#### Problem statement:
Copy the data word for word, starting at the very first line and continuing through the line that contains "37, 688, 52]".

Item position entries
▽

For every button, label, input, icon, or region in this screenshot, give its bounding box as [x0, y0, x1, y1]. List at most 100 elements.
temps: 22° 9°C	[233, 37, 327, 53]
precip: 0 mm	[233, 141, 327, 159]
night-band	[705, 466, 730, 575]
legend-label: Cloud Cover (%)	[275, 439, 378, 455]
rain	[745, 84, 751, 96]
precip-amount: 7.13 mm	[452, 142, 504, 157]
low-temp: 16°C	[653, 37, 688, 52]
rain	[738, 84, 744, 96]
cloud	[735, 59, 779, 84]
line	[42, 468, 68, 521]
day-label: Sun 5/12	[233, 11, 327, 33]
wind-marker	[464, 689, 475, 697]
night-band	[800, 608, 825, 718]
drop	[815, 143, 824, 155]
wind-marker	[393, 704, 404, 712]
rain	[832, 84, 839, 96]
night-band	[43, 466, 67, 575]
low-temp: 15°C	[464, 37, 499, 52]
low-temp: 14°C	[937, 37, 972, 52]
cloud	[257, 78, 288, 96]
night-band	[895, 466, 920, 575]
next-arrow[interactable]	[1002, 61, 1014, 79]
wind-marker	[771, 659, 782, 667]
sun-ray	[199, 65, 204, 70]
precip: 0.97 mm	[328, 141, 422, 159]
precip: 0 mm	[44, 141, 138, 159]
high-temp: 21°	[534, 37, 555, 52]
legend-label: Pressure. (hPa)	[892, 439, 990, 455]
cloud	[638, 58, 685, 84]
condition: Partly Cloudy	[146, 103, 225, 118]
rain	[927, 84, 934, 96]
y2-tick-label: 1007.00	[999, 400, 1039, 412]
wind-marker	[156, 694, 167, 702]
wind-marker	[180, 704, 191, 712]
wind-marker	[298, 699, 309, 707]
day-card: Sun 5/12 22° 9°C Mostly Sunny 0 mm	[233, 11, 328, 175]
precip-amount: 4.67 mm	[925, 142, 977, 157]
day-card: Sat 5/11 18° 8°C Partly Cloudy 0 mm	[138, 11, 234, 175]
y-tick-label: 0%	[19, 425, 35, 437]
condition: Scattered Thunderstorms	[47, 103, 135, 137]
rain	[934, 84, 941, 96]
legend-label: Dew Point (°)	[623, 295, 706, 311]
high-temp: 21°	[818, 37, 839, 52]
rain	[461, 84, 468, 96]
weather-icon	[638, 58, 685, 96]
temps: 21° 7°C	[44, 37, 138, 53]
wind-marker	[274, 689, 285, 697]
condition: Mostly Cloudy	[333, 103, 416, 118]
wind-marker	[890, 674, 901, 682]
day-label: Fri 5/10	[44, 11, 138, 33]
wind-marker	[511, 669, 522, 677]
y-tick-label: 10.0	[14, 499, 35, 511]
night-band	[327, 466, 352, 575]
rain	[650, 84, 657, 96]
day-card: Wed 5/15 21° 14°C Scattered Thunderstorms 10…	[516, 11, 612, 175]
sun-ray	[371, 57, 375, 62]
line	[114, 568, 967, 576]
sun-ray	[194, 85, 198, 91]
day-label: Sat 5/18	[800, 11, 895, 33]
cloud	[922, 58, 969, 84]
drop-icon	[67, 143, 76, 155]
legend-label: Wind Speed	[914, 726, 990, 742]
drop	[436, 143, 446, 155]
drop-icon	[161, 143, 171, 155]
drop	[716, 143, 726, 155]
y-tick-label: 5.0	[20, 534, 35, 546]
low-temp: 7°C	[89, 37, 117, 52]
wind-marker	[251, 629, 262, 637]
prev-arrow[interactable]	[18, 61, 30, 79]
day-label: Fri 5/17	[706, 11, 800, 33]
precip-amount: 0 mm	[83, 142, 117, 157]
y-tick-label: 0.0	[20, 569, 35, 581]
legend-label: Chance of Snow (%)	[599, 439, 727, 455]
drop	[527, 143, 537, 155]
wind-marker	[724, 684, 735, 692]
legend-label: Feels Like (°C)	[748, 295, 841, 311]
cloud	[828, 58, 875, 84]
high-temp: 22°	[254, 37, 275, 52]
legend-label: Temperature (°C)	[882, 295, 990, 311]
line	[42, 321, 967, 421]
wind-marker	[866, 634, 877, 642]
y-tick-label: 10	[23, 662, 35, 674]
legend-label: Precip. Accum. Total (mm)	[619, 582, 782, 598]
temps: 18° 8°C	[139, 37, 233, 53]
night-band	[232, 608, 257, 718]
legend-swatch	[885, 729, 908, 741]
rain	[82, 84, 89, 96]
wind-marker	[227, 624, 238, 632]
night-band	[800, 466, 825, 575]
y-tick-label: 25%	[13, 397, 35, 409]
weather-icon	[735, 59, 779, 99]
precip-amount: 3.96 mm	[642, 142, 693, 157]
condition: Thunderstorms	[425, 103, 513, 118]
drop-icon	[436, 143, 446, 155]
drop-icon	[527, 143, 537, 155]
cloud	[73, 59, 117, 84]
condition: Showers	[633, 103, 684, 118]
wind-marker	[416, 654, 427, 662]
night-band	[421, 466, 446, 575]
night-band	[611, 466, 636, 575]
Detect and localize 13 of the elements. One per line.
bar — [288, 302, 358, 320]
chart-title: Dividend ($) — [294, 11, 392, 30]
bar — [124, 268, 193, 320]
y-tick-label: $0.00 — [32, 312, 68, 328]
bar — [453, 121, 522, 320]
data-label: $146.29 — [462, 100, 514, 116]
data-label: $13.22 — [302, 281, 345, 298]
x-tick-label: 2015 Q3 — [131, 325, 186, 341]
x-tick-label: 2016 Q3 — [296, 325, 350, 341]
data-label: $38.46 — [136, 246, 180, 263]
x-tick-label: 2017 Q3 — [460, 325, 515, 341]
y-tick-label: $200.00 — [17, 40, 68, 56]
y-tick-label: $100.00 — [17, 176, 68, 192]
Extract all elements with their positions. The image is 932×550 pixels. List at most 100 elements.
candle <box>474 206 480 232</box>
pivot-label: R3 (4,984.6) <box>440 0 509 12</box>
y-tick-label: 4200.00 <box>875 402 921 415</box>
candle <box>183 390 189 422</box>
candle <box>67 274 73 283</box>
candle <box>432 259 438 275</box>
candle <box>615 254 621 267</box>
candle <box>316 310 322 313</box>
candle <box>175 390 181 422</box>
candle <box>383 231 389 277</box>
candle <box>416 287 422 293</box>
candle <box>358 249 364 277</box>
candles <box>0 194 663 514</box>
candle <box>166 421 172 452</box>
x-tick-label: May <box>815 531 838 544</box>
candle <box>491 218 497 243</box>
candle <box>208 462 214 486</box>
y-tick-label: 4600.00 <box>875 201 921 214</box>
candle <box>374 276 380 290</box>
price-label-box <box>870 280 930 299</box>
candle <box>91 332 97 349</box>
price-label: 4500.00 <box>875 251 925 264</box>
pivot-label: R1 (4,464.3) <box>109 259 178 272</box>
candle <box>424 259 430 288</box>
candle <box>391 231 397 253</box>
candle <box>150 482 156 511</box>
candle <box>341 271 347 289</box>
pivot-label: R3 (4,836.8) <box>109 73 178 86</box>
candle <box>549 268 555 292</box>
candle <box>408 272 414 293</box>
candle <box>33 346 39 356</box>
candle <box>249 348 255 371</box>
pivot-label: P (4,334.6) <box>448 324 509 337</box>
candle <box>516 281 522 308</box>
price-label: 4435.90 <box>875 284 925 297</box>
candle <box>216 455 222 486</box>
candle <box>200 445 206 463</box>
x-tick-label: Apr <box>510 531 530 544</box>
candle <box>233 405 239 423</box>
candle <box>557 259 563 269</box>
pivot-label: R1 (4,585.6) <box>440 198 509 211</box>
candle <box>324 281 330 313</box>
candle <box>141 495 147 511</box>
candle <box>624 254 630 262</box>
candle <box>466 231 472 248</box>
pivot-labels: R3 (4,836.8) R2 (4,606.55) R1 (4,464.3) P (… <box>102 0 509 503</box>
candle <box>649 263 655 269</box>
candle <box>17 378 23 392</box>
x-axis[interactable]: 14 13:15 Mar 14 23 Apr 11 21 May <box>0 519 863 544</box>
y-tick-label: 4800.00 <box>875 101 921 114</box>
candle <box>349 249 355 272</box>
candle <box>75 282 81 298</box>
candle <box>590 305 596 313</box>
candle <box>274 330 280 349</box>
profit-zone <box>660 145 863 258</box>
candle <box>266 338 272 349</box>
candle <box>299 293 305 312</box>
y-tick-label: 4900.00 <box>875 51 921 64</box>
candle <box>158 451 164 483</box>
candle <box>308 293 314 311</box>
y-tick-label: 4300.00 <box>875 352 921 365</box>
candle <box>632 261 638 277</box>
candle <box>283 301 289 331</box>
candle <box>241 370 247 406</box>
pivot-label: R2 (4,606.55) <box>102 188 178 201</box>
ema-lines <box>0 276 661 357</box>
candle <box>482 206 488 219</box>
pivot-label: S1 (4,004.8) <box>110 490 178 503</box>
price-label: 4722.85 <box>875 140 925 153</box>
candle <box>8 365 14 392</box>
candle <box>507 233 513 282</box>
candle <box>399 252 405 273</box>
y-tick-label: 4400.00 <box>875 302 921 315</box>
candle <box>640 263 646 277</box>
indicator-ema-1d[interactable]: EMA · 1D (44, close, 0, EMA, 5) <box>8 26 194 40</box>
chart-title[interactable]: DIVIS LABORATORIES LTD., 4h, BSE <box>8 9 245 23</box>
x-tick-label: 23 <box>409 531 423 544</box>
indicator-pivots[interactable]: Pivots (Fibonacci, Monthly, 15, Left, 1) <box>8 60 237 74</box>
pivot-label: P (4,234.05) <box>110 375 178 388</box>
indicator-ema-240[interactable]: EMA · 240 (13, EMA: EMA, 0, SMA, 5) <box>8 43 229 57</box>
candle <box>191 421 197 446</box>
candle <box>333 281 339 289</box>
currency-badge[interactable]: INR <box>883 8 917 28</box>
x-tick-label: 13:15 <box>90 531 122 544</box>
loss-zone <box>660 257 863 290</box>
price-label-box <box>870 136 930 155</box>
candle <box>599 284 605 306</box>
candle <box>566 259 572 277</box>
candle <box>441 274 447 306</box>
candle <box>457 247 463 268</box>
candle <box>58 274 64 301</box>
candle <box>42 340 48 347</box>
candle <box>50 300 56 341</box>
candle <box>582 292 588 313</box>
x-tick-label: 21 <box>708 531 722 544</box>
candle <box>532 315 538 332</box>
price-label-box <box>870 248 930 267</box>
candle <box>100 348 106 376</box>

△

#### The result:
For every button, label, input, icon, or region in this screenshot, give its bounding box as [x0, y0, x1, y1]. List at most 100 elements.
temps: 22° 9°C	[233, 37, 327, 53]
precip: 0 mm	[233, 141, 327, 159]
night-band	[705, 466, 730, 575]
legend-label: Cloud Cover (%)	[275, 439, 378, 455]
rain	[745, 84, 751, 96]
precip-amount: 7.13 mm	[452, 142, 504, 157]
low-temp: 16°C	[653, 37, 688, 52]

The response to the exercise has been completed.